#### EXERCISE REQUIREMENTS:
Go through the material and tally the lines containing the string "nEducation". Give the total alone.

#### Entries with figure data:
* * * * * * * * *
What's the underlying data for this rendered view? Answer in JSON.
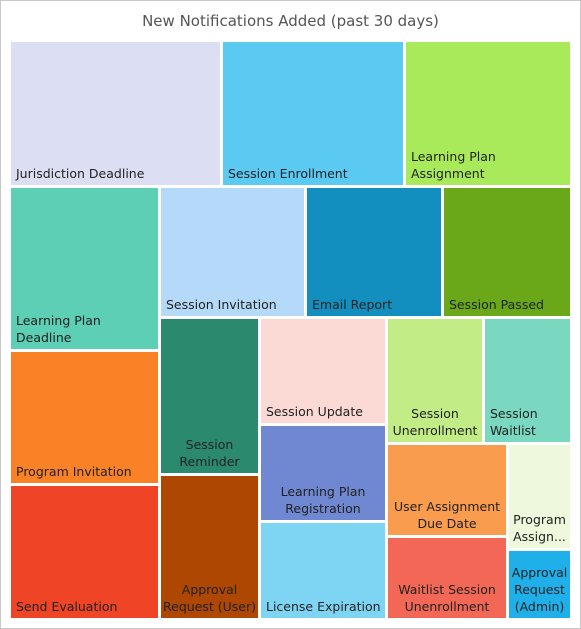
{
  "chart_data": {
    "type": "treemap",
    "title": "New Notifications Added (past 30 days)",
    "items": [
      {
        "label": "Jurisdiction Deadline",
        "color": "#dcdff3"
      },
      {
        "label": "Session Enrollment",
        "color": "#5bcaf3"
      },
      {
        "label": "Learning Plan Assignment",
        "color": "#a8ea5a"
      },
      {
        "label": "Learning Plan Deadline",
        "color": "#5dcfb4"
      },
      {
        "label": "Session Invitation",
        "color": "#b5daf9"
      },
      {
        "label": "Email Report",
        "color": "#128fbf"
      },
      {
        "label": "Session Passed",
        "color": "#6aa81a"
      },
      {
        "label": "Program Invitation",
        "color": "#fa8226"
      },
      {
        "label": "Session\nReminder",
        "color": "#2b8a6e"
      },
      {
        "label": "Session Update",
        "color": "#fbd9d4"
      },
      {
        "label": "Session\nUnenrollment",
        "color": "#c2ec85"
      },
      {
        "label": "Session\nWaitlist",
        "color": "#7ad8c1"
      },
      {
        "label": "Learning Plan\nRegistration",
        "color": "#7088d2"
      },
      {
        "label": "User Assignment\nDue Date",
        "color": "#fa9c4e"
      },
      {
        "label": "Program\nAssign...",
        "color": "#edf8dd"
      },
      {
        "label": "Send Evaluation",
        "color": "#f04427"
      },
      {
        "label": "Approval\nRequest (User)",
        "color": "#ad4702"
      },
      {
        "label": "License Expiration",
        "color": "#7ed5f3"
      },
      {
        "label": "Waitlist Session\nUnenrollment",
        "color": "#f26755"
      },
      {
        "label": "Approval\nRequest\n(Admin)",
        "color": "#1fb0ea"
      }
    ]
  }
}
* * * * * * * * *
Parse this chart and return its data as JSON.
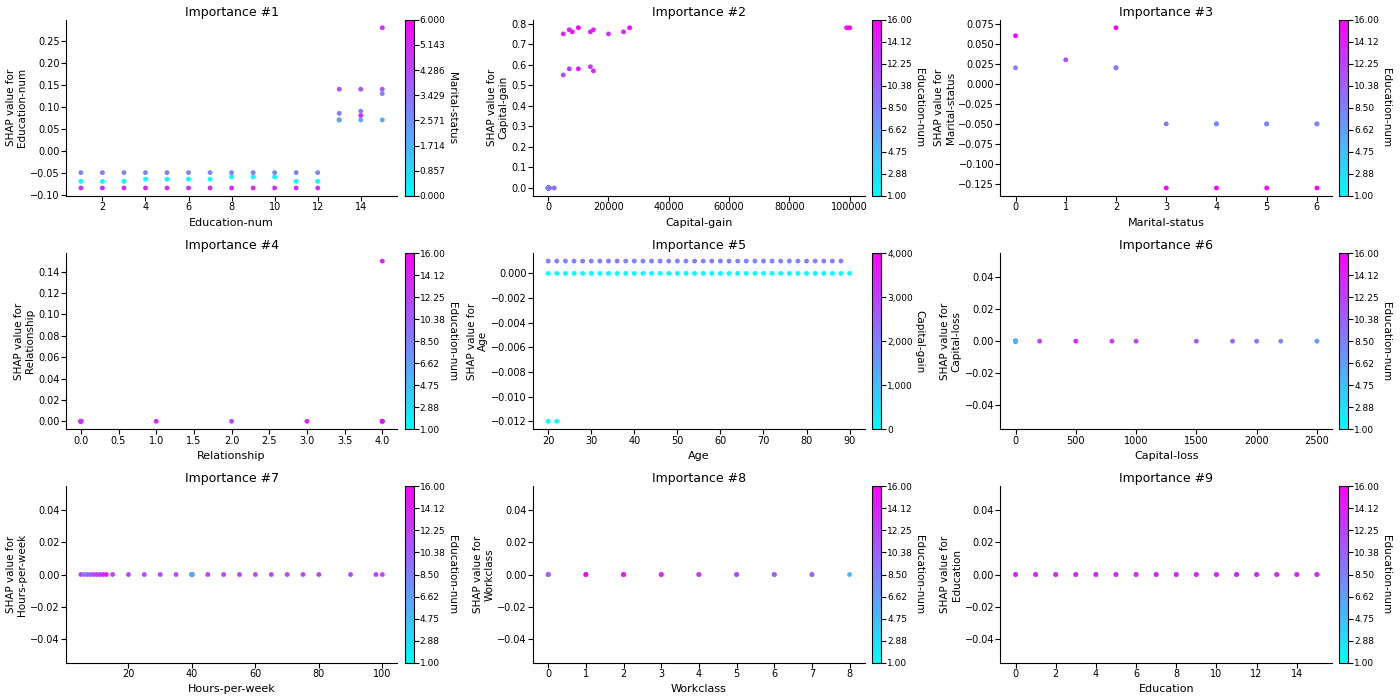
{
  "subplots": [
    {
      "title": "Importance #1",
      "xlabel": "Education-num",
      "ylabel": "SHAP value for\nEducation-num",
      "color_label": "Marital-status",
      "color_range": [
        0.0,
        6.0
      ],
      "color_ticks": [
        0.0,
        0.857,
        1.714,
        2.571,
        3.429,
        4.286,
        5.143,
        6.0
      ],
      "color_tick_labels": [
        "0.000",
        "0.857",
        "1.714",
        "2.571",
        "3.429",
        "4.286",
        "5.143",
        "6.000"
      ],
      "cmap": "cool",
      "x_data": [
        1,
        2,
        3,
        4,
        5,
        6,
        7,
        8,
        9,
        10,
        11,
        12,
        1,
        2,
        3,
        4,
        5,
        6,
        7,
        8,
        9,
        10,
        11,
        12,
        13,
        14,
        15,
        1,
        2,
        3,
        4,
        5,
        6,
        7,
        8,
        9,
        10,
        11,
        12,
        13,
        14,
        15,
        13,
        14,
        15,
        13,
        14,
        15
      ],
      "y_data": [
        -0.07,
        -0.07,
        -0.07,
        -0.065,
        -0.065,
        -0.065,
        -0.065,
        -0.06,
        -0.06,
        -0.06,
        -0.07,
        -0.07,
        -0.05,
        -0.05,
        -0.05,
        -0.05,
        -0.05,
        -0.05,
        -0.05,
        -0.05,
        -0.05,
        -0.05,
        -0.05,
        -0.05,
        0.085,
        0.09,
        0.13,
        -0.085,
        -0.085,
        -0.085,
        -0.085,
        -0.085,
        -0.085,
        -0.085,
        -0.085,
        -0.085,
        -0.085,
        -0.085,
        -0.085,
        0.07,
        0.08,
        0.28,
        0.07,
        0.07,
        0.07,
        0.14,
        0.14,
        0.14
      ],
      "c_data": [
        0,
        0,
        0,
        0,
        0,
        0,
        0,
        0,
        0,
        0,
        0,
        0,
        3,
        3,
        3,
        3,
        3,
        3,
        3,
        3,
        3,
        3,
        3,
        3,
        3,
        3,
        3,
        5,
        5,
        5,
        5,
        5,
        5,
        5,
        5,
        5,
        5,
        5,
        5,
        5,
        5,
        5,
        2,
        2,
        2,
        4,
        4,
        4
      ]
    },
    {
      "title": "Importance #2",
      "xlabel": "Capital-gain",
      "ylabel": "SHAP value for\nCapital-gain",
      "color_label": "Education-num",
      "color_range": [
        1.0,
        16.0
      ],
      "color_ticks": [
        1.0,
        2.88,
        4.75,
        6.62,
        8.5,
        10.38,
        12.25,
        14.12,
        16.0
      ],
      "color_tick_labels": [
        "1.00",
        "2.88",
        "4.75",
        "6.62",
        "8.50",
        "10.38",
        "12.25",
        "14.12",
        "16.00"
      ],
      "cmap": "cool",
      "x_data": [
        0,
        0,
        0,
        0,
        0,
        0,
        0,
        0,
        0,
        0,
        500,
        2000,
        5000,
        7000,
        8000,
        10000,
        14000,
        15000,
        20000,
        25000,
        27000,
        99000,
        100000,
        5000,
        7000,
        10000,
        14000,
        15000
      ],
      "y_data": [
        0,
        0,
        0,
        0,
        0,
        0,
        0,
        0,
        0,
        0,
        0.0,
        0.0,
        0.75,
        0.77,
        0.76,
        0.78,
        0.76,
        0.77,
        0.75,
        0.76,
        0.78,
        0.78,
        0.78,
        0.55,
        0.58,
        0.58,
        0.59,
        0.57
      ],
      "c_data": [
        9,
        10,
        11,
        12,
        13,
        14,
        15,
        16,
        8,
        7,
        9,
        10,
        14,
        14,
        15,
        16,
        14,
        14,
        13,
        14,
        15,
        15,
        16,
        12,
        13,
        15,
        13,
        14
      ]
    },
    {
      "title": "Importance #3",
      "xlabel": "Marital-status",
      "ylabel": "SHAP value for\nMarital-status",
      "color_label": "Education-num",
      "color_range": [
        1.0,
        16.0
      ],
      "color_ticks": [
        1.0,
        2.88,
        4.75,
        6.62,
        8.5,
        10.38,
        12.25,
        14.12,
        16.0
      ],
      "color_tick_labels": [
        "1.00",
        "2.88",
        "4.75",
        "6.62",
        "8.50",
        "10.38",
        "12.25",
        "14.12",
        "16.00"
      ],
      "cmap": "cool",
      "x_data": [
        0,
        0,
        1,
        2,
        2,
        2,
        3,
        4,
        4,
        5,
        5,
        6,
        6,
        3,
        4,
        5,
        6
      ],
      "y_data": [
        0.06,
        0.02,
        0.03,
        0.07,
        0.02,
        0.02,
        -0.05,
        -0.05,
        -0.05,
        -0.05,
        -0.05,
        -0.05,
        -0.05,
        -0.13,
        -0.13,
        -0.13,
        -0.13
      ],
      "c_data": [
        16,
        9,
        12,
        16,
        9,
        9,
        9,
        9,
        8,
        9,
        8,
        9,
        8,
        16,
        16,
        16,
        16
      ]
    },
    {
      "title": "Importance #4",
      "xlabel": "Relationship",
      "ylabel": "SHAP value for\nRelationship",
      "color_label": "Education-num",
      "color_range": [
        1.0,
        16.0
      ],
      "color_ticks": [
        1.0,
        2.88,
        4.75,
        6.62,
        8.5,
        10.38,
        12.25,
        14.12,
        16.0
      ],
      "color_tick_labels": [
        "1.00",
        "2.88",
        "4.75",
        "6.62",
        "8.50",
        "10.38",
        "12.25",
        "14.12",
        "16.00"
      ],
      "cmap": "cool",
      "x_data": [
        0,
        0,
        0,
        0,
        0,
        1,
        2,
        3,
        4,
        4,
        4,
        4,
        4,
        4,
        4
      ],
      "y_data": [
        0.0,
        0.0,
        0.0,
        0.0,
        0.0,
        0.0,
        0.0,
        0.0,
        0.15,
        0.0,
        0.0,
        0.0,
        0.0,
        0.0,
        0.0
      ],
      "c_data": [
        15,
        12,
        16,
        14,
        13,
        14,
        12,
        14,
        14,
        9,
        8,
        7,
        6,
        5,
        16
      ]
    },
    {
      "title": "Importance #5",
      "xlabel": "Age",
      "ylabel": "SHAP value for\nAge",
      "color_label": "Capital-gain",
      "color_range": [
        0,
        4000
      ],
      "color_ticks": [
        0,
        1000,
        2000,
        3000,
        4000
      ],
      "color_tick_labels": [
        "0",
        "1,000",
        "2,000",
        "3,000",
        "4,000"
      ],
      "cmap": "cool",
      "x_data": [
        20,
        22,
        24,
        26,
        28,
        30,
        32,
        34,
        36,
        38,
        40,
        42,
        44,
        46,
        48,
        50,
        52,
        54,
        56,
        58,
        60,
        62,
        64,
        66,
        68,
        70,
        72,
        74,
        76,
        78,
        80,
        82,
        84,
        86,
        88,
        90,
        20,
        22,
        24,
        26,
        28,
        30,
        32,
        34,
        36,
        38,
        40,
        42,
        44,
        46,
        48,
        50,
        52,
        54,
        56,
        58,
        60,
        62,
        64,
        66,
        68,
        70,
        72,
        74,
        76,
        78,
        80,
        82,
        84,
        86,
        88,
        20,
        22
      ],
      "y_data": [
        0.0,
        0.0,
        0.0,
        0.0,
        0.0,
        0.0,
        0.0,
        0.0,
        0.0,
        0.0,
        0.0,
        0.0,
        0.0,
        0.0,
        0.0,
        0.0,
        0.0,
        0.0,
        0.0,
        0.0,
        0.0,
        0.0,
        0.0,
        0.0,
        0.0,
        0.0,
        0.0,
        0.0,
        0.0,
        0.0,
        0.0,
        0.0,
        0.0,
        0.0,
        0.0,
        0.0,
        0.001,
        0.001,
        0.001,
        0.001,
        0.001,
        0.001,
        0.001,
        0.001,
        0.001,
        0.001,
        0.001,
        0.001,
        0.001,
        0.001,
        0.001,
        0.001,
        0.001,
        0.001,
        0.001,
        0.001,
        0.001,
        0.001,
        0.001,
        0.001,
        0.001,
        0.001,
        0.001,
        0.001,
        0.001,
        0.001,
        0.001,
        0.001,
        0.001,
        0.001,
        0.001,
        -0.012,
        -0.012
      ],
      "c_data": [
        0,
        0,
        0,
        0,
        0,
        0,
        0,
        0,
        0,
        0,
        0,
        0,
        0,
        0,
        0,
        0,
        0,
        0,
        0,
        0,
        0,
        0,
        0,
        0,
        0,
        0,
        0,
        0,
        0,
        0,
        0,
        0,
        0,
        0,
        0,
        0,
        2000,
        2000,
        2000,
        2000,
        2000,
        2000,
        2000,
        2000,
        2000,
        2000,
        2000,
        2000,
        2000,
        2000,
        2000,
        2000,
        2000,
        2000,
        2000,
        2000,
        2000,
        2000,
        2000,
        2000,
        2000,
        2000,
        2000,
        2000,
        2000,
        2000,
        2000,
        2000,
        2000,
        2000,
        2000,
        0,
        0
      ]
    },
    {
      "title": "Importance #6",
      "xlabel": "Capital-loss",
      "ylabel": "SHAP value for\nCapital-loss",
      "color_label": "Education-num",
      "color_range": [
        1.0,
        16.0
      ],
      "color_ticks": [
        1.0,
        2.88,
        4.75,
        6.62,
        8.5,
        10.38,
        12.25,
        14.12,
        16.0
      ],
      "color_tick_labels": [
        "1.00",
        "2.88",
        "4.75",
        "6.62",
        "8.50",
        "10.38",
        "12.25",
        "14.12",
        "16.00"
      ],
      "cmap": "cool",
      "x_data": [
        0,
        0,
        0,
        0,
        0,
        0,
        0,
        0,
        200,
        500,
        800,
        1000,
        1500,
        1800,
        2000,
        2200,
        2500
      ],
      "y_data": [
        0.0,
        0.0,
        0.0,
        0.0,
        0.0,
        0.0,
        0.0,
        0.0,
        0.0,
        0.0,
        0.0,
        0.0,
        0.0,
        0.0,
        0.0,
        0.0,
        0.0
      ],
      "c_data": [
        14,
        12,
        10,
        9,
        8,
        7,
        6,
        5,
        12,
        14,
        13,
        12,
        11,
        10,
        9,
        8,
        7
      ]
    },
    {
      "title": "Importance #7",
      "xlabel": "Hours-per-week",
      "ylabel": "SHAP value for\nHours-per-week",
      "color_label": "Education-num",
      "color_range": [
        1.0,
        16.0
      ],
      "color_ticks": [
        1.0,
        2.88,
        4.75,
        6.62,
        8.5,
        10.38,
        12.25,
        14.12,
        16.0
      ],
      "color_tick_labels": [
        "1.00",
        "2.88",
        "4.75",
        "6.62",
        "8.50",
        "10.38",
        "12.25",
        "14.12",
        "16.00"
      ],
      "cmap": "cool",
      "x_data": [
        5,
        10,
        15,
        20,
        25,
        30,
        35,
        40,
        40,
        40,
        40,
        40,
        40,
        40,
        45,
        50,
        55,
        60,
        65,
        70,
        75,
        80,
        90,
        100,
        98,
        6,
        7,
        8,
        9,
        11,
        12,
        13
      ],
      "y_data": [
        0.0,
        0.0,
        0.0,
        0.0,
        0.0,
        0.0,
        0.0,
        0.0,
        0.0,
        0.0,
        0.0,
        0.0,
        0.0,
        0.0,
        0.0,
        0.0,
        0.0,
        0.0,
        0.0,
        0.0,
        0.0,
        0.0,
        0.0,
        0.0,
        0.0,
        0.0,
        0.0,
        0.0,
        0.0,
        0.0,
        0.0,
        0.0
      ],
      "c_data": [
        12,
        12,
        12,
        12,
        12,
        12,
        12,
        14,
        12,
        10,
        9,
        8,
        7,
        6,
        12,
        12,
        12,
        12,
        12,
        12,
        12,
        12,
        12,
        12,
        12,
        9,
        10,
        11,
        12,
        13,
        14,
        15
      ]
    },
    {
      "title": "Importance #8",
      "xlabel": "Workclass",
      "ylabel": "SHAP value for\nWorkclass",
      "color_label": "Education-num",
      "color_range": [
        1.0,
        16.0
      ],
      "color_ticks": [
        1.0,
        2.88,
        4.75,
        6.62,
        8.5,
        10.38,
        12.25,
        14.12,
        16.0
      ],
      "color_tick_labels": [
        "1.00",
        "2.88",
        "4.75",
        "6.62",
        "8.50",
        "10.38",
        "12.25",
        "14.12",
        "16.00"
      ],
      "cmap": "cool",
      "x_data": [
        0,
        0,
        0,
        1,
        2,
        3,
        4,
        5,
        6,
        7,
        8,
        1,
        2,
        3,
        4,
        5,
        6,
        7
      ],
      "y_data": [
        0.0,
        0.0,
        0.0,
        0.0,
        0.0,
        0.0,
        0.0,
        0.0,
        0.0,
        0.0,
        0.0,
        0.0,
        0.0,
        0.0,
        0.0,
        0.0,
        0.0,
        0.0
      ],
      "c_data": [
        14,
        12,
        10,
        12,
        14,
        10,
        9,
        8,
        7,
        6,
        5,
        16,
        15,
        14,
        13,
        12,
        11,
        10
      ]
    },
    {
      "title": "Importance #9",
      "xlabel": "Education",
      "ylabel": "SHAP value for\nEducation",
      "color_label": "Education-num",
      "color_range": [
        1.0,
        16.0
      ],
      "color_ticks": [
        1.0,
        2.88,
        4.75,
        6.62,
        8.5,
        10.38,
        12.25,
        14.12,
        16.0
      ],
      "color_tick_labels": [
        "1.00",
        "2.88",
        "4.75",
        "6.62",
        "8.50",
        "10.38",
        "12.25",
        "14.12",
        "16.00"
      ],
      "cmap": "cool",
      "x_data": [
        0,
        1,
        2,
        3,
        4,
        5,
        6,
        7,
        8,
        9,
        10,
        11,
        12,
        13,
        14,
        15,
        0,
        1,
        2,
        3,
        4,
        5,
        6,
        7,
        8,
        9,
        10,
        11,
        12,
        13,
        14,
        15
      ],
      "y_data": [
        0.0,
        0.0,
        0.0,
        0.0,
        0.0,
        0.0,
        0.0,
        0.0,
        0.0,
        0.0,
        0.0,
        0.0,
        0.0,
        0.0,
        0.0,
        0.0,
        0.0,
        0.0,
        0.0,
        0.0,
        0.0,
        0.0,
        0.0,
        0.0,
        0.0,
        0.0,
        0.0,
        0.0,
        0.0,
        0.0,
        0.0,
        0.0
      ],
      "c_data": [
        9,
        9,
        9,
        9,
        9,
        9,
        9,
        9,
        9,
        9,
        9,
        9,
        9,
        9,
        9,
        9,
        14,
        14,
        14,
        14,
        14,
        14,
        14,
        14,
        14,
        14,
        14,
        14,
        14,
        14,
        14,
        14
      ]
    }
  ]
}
* * * * * * * * *
#### WRITTEN ANSWER:
2